Collected data:
# # # # #

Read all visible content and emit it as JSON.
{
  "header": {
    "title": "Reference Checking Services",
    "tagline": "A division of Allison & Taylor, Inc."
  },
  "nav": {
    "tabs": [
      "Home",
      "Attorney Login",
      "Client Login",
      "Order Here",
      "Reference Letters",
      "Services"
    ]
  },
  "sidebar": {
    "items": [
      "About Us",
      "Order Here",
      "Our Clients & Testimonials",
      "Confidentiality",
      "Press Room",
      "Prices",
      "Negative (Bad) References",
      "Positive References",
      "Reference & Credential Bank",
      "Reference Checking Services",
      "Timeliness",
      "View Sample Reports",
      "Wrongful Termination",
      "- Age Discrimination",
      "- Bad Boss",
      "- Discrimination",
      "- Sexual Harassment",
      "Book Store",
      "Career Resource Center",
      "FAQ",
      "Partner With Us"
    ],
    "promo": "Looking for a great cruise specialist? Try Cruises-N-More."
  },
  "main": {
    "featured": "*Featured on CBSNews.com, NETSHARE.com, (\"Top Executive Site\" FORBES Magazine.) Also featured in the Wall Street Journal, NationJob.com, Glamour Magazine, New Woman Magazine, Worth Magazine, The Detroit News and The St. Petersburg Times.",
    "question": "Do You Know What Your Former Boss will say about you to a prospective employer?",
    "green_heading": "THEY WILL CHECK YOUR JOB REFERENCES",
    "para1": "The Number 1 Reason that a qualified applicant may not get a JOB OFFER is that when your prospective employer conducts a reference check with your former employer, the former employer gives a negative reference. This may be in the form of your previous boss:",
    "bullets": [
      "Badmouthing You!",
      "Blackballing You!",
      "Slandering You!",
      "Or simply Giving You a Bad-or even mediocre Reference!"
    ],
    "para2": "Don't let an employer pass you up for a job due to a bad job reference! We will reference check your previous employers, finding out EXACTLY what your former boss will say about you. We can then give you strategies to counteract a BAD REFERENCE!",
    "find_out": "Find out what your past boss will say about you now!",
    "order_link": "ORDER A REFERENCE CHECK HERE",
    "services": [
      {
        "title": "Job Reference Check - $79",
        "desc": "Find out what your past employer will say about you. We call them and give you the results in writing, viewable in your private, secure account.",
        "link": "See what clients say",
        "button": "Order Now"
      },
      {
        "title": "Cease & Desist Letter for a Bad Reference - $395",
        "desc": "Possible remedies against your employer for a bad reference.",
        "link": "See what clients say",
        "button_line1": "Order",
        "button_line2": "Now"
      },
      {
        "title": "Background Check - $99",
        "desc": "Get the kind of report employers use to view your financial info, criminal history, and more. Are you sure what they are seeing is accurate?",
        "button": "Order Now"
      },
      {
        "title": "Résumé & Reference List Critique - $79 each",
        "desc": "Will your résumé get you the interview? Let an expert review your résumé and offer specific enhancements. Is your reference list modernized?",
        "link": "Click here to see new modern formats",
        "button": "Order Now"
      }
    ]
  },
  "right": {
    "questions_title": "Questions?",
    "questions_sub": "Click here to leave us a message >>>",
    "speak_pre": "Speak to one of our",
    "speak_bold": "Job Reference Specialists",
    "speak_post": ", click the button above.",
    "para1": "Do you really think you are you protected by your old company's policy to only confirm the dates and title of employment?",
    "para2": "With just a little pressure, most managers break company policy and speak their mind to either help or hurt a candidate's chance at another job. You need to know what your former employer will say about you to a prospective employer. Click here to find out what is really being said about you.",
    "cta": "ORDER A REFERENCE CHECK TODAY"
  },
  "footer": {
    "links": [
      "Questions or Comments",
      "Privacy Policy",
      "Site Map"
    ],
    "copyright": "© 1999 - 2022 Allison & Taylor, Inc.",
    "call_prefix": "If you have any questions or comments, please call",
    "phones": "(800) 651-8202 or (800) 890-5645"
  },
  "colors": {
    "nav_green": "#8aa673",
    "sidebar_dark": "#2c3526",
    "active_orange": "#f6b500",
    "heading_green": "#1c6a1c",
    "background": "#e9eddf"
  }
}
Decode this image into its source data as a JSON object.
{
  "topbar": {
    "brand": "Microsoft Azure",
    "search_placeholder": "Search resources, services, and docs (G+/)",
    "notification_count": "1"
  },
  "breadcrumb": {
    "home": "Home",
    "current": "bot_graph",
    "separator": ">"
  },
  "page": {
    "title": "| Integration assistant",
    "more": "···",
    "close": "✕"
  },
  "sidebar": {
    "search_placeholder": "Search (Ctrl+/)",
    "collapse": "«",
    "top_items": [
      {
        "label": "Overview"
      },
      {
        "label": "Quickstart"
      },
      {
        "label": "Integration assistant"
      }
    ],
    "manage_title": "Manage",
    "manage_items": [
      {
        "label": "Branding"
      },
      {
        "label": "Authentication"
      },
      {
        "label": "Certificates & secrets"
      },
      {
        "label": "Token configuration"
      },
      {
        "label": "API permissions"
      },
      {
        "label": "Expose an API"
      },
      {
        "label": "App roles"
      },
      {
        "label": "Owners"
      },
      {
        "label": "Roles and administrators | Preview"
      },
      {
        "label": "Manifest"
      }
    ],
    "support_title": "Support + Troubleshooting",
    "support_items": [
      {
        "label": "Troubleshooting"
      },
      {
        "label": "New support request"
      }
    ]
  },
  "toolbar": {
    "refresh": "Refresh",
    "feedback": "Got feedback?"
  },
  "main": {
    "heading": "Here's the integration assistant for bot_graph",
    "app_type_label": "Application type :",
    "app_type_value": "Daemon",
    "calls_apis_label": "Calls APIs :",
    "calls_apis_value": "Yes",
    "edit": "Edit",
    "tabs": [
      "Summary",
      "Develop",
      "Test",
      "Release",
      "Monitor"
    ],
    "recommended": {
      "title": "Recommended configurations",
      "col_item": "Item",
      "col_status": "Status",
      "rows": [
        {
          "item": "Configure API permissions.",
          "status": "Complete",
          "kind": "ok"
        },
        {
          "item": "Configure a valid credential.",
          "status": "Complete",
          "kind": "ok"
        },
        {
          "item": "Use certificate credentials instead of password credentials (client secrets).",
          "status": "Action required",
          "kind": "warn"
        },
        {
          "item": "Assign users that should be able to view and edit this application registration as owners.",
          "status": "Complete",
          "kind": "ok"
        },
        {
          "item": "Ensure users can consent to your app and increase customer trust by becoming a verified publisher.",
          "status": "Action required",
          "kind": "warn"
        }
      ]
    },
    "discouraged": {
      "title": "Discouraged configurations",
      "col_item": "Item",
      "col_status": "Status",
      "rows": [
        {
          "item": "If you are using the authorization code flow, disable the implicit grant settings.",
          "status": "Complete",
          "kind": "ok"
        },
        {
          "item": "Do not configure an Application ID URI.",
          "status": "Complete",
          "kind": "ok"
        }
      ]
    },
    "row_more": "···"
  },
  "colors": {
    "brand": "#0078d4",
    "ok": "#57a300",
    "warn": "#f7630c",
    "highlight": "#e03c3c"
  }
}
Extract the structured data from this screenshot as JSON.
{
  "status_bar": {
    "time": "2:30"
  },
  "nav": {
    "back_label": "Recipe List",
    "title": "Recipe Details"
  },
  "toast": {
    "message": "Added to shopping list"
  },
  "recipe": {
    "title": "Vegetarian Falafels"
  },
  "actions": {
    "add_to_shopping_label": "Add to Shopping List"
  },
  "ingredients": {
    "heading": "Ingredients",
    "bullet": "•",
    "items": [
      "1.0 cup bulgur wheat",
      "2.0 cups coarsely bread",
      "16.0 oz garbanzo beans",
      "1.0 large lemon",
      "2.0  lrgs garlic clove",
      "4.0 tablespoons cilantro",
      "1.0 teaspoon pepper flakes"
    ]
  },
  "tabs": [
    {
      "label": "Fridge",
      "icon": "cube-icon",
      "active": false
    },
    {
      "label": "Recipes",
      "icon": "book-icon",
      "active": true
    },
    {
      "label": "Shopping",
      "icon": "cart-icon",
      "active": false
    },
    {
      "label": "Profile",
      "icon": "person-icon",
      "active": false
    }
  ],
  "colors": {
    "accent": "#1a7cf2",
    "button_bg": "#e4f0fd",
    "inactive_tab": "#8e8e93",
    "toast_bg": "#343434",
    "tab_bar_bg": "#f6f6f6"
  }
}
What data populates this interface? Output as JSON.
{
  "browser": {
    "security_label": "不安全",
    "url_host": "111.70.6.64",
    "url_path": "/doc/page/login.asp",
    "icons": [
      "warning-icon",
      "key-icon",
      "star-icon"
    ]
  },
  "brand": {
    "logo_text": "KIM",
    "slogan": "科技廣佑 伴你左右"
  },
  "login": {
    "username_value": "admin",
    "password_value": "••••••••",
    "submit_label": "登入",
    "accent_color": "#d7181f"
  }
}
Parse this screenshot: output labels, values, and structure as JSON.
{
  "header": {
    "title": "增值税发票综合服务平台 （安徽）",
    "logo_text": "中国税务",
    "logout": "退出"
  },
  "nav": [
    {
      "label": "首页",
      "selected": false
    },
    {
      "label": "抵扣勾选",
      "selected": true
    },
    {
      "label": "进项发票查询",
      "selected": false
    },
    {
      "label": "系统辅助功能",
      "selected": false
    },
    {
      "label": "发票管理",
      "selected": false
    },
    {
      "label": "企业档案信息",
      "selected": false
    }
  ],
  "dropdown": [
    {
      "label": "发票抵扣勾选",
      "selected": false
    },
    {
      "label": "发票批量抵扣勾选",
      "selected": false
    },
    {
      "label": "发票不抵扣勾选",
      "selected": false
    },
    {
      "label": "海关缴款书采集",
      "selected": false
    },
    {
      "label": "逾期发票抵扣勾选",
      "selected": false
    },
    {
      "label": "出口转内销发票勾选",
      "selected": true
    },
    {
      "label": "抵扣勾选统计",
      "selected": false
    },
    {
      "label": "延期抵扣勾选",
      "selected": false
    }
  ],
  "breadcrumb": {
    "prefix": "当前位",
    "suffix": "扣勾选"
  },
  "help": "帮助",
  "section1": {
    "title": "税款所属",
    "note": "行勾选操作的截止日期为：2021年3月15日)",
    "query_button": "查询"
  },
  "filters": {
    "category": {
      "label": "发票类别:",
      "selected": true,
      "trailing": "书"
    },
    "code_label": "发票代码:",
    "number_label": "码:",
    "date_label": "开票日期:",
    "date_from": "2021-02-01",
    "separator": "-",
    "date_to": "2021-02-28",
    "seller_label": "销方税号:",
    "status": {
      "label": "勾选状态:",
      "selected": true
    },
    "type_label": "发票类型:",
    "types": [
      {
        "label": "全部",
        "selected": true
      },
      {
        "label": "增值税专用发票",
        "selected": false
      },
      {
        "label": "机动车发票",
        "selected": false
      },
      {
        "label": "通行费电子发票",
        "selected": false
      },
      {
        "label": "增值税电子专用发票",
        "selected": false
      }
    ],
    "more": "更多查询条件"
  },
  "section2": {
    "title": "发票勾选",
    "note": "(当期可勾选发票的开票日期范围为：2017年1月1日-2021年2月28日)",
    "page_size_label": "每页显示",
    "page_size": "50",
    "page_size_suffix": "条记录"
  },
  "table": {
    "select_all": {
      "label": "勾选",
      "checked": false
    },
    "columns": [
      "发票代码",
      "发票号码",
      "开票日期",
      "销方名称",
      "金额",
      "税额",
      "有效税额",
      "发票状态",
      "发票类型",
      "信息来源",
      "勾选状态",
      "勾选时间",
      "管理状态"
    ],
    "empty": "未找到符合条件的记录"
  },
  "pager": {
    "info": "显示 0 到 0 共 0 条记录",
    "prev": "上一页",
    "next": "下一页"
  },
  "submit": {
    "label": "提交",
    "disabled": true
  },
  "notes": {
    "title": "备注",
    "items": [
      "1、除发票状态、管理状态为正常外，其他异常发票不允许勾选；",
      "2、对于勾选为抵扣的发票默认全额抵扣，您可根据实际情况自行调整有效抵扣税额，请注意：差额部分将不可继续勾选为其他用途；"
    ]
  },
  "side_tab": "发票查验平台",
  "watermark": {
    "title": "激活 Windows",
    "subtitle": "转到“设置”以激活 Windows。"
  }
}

# # # # #

Directions for this task
The records are above. How many lines in them contain the word "Site"? Give the number alone.

Written solution
2